= INSTRUCTIONS TO FOLLOW =
Write out the data again in full, exactly as it reads.

#### STORED RECORDS ####

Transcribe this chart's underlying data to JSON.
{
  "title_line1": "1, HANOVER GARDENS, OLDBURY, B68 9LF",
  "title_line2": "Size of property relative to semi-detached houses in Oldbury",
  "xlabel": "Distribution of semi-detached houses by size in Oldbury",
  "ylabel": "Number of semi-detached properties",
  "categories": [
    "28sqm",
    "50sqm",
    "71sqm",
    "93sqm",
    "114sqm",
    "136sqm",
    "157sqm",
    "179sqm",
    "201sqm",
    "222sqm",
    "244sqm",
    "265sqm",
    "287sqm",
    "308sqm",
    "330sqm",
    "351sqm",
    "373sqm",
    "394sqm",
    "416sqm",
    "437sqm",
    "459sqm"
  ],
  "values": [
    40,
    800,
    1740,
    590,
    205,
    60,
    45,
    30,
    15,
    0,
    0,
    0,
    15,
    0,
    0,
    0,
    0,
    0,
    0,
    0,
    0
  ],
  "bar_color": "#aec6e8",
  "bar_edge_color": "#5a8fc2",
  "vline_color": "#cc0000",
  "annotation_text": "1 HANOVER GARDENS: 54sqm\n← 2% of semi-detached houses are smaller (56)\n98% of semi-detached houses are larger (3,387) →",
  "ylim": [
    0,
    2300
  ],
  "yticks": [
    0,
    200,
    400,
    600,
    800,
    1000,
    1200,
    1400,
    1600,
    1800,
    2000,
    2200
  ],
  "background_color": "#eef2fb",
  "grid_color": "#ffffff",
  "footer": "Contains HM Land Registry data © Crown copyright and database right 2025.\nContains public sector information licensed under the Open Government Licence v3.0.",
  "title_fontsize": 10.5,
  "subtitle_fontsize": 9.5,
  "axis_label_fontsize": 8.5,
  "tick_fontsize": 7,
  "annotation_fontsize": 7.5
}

####

= TASK RESPONSE =
Transcribe this chart's underlying data to JSON.
{
  "title_line1": "1, HANOVER GARDENS, OLDBURY, B68 9LF",
  "title_line2": "Size of property relative to semi-detached houses in Oldbury",
  "xlabel": "Distribution of semi-detached houses by size in Oldbury",
  "ylabel": "Number of semi-detached properties",
  "categories": [
    "28sqm",
    "50sqm",
    "71sqm",
    "93sqm",
    "114sqm",
    "136sqm",
    "157sqm",
    "179sqm",
    "201sqm",
    "222sqm",
    "244sqm",
    "265sqm",
    "287sqm",
    "308sqm",
    "330sqm",
    "351sqm",
    "373sqm",
    "394sqm",
    "416sqm",
    "437sqm",
    "459sqm"
  ],
  "values": [
    40,
    800,
    1740,
    590,
    205,
    60,
    45,
    30,
    15,
    0,
    0,
    0,
    15,
    0,
    0,
    0,
    0,
    0,
    0,
    0,
    0
  ],
  "bar_color": "#aec6e8",
  "bar_edge_color": "#5a8fc2",
  "vline_color": "#cc0000",
  "annotation_text": "1 HANOVER GARDENS: 54sqm\n← 2% of semi-detached houses are smaller (56)\n98% of semi-detached houses are larger (3,387) →",
  "ylim": [
    0,
    2300
  ],
  "yticks": [
    0,
    200,
    400,
    600,
    800,
    1000,
    1200,
    1400,
    1600,
    1800,
    2000,
    2200
  ],
  "background_color": "#eef2fb",
  "grid_color": "#ffffff",
  "footer": "Contains HM Land Registry data © Crown copyright and database right 2025.\nContains public sector information licensed under the Open Government Licence v3.0.",
  "title_fontsize": 10.5,
  "subtitle_fontsize": 9.5,
  "axis_label_fontsize": 8.5,
  "tick_fontsize": 7,
  "annotation_fontsize": 7.5
}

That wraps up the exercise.